SHORT EXERCISE =
Every line that holds "елескопическая" should be shown.

TASK MATERIAL =
::::

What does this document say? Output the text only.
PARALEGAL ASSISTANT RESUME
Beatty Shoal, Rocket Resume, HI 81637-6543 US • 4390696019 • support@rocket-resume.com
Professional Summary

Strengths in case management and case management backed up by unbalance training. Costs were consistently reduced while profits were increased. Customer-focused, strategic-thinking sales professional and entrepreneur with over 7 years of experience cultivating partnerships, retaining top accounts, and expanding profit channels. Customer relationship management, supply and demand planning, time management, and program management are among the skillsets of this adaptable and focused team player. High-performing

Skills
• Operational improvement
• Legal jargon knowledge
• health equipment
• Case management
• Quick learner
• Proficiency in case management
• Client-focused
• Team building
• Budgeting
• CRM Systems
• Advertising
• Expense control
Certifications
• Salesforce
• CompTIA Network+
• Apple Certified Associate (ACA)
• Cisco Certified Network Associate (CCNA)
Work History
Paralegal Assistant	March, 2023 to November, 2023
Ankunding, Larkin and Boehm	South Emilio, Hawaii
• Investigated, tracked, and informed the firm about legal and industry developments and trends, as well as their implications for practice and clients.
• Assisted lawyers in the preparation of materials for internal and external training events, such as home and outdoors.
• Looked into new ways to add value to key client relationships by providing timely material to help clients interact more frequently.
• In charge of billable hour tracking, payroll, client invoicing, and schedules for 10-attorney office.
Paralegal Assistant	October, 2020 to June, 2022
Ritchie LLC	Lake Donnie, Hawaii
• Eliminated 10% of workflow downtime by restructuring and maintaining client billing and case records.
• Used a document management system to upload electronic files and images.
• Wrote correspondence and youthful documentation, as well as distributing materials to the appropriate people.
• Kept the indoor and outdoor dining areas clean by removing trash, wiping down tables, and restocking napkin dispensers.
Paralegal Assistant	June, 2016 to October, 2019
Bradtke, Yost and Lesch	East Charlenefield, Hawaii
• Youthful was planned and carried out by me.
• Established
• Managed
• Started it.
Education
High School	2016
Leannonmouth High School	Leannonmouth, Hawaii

::::

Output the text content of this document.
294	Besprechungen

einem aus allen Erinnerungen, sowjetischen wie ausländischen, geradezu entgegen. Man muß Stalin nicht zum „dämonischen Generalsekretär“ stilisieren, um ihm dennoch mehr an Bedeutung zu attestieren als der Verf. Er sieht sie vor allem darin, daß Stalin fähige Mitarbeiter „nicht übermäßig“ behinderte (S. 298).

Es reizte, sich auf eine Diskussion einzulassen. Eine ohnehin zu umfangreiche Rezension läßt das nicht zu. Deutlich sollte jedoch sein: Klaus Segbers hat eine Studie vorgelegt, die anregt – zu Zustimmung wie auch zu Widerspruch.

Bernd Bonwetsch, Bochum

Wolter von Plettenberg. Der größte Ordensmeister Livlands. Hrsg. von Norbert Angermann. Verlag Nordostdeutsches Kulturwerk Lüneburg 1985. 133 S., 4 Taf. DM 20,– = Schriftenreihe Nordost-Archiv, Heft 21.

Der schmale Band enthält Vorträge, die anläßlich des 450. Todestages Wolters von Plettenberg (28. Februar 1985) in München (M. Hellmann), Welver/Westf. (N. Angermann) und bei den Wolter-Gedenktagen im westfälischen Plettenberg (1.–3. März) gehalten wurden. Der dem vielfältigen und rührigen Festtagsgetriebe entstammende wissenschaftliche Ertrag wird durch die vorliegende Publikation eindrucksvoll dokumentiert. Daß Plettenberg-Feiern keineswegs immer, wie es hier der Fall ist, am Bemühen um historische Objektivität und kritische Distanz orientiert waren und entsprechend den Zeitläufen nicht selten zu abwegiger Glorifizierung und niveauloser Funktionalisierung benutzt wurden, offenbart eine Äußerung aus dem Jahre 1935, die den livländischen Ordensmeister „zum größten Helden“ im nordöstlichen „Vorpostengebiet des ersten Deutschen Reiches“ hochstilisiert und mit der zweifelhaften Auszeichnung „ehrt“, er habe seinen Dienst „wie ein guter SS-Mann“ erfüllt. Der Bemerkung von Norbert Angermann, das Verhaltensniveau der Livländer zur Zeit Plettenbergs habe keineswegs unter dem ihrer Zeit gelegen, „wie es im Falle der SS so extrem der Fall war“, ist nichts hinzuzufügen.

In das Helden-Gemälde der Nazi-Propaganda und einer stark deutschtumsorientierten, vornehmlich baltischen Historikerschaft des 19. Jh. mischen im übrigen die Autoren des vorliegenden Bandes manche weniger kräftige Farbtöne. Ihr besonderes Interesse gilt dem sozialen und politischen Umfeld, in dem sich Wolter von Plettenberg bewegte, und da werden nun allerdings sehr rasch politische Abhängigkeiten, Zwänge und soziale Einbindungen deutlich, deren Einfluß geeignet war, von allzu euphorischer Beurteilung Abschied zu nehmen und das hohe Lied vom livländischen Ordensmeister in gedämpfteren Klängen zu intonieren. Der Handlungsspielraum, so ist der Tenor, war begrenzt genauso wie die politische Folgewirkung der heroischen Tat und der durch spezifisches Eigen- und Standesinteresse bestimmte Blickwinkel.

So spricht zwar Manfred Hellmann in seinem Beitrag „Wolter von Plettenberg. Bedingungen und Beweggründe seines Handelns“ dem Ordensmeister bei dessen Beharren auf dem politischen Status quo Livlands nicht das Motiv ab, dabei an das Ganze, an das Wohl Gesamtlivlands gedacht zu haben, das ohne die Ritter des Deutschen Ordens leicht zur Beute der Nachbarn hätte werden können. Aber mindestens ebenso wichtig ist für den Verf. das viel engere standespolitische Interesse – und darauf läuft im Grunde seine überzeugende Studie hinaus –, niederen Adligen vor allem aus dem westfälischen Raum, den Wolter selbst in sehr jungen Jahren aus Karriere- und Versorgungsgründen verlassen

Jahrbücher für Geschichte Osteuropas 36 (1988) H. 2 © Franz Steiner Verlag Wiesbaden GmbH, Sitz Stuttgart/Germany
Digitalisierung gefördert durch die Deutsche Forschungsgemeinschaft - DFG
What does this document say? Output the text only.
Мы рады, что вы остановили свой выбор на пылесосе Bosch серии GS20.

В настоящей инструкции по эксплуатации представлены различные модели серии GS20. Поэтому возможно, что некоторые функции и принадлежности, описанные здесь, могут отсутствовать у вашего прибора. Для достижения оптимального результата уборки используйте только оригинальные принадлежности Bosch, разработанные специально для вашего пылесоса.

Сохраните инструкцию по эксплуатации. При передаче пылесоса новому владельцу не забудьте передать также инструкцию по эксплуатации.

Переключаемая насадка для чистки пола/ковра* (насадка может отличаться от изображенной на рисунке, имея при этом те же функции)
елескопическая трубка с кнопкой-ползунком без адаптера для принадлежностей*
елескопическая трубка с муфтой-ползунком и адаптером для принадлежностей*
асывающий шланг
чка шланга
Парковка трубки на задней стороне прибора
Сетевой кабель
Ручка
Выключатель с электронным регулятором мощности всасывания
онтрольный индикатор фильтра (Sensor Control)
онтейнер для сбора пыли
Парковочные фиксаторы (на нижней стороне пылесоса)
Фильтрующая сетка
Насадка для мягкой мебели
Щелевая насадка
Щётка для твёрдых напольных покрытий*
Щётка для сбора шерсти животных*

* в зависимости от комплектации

::::

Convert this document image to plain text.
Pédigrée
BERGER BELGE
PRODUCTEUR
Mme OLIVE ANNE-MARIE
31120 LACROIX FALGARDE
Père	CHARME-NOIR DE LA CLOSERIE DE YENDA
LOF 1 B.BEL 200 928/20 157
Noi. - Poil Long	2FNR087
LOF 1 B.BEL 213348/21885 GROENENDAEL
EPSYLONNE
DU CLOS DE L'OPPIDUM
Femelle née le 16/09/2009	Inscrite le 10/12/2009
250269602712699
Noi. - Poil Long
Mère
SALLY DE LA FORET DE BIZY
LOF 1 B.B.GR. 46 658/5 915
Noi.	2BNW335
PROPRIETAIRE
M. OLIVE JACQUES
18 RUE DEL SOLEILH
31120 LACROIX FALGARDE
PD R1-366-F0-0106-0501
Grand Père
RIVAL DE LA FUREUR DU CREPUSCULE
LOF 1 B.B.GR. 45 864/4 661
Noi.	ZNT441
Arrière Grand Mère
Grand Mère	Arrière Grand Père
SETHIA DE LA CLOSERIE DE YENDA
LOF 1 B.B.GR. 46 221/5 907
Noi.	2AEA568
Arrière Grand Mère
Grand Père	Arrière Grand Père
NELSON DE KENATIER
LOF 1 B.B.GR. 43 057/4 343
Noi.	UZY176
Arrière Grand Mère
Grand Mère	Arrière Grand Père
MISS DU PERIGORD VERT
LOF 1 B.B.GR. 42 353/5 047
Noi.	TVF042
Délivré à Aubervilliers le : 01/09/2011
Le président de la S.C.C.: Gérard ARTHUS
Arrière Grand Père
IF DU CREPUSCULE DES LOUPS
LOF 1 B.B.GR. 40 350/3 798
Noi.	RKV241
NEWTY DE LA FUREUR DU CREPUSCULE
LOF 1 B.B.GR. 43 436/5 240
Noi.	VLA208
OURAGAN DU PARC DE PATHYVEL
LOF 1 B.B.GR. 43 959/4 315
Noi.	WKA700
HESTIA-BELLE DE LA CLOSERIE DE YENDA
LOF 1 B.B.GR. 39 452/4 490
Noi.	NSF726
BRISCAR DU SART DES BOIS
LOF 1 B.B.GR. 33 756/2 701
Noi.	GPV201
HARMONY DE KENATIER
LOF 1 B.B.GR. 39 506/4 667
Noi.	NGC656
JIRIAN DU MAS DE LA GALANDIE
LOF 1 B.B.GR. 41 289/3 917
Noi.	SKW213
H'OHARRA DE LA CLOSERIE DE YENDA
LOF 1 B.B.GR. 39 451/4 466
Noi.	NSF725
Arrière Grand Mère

::::

FULL OUTPUT =
елескопическая трубка с кнопкой-ползунком без адаптера для принадлежностей*
елескопическая трубка с муфтой-ползунком и адаптером для принадлежностей*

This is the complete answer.